Exercise description: Reproduce the listing below in its entirety. Change nothing.
-- begin Stored data --
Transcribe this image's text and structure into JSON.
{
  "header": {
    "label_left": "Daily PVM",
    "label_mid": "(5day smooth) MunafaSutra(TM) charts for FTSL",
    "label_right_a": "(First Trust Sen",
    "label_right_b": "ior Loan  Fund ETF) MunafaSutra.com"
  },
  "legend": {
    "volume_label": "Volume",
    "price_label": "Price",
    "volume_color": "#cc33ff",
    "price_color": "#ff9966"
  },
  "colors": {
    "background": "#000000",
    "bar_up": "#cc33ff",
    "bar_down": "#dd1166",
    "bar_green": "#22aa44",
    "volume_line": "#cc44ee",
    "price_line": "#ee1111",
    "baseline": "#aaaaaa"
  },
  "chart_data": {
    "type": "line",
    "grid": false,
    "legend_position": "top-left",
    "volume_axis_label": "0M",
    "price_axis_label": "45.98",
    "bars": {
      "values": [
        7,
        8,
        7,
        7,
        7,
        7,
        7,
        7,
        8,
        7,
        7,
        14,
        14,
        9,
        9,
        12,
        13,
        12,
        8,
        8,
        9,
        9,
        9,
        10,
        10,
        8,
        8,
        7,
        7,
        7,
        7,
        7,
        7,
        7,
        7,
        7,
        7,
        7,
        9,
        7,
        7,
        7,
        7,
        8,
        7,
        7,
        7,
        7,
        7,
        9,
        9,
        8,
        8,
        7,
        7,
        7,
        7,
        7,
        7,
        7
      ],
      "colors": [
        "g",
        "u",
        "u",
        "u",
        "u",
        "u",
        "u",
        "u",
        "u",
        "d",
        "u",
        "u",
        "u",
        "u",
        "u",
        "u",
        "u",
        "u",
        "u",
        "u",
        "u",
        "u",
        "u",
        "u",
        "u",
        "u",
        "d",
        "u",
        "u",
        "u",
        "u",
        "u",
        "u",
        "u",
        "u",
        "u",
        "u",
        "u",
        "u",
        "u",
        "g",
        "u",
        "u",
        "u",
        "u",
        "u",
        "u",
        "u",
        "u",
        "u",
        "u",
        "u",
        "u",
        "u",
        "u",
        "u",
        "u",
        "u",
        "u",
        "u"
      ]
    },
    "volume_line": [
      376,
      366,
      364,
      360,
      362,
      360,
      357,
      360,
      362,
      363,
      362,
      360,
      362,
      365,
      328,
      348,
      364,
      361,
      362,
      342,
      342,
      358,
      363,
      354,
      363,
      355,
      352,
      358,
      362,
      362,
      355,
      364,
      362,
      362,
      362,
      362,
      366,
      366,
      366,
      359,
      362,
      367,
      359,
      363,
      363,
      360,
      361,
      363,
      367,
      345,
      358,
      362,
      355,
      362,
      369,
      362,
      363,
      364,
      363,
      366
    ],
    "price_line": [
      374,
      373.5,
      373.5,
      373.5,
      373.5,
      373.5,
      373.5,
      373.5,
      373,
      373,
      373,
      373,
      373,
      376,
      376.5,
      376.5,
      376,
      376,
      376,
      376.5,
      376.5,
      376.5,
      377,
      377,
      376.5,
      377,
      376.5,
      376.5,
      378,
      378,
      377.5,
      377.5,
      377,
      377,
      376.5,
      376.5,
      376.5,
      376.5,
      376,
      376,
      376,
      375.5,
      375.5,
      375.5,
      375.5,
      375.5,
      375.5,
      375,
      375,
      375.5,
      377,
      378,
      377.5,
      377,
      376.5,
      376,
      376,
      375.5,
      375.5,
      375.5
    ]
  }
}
-- end Stored data --
Result of this exercise:
Transcribe this image's text and structure into JSON.
{
  "header": {
    "label_left": "Daily PVM",
    "label_mid": "(5day smooth) MunafaSutra(TM) charts for FTSL",
    "label_right_a": "(First Trust Sen",
    "label_right_b": "ior Loan  Fund ETF) MunafaSutra.com"
  },
  "legend": {
    "volume_label": "Volume",
    "price_label": "Price",
    "volume_color": "#cc33ff",
    "price_color": "#ff9966"
  },
  "colors": {
    "background": "#000000",
    "bar_up": "#cc33ff",
    "bar_down": "#dd1166",
    "bar_green": "#22aa44",
    "volume_line": "#cc44ee",
    "price_line": "#ee1111",
    "baseline": "#aaaaaa"
  },
  "chart_data": {
    "type": "line",
    "grid": false,
    "legend_position": "top-left",
    "volume_axis_label": "0M",
    "price_axis_label": "45.98",
    "bars": {
      "values": [
        7,
        8,
        7,
        7,
        7,
        7,
        7,
        7,
        8,
        7,
        7,
        14,
        14,
        9,
        9,
        12,
        13,
        12,
        8,
        8,
        9,
        9,
        9,
        10,
        10,
        8,
        8,
        7,
        7,
        7,
        7,
        7,
        7,
        7,
        7,
        7,
        7,
        7,
        9,
        7,
        7,
        7,
        7,
        8,
        7,
        7,
        7,
        7,
        7,
        9,
        9,
        8,
        8,
        7,
        7,
        7,
        7,
        7,
        7,
        7
      ],
      "colors": [
        "g",
        "u",
        "u",
        "u",
        "u",
        "u",
        "u",
        "u",
        "u",
        "d",
        "u",
        "u",
        "u",
        "u",
        "u",
        "u",
        "u",
        "u",
        "u",
        "u",
        "u",
        "u",
        "u",
        "u",
        "u",
        "u",
        "d",
        "u",
        "u",
        "u",
        "u",
        "u",
        "u",
        "u",
        "u",
        "u",
        "u",
        "u",
        "u",
        "u",
        "g",
        "u",
        "u",
        "u",
        "u",
        "u",
        "u",
        "u",
        "u",
        "u",
        "u",
        "u",
        "u",
        "u",
        "u",
        "u",
        "u",
        "u",
        "u",
        "u"
      ]
    },
    "volume_line": [
      376,
      366,
      364,
      360,
      362,
      360,
      357,
      360,
      362,
      363,
      362,
      360,
      362,
      365,
      328,
      348,
      364,
      361,
      362,
      342,
      342,
      358,
      363,
      354,
      363,
      355,
      352,
      358,
      362,
      362,
      355,
      364,
      362,
      362,
      362,
      362,
      366,
      366,
      366,
      359,
      362,
      367,
      359,
      363,
      363,
      360,
      361,
      363,
      367,
      345,
      358,
      362,
      355,
      362,
      369,
      362,
      363,
      364,
      363,
      366
    ],
    "price_line": [
      374,
      373.5,
      373.5,
      373.5,
      373.5,
      373.5,
      373.5,
      373.5,
      373,
      373,
      373,
      373,
      373,
      376,
      376.5,
      376.5,
      376,
      376,
      376,
      376.5,
      376.5,
      376.5,
      377,
      377,
      376.5,
      377,
      376.5,
      376.5,
      378,
      378,
      377.5,
      377.5,
      377,
      377,
      376.5,
      376.5,
      376.5,
      376.5,
      376,
      376,
      376,
      375.5,
      375.5,
      375.5,
      375.5,
      375.5,
      375.5,
      375,
      375,
      375.5,
      377,
      378,
      377.5,
      377,
      376.5,
      376,
      376,
      375.5,
      375.5,
      375.5
    ]
  }
}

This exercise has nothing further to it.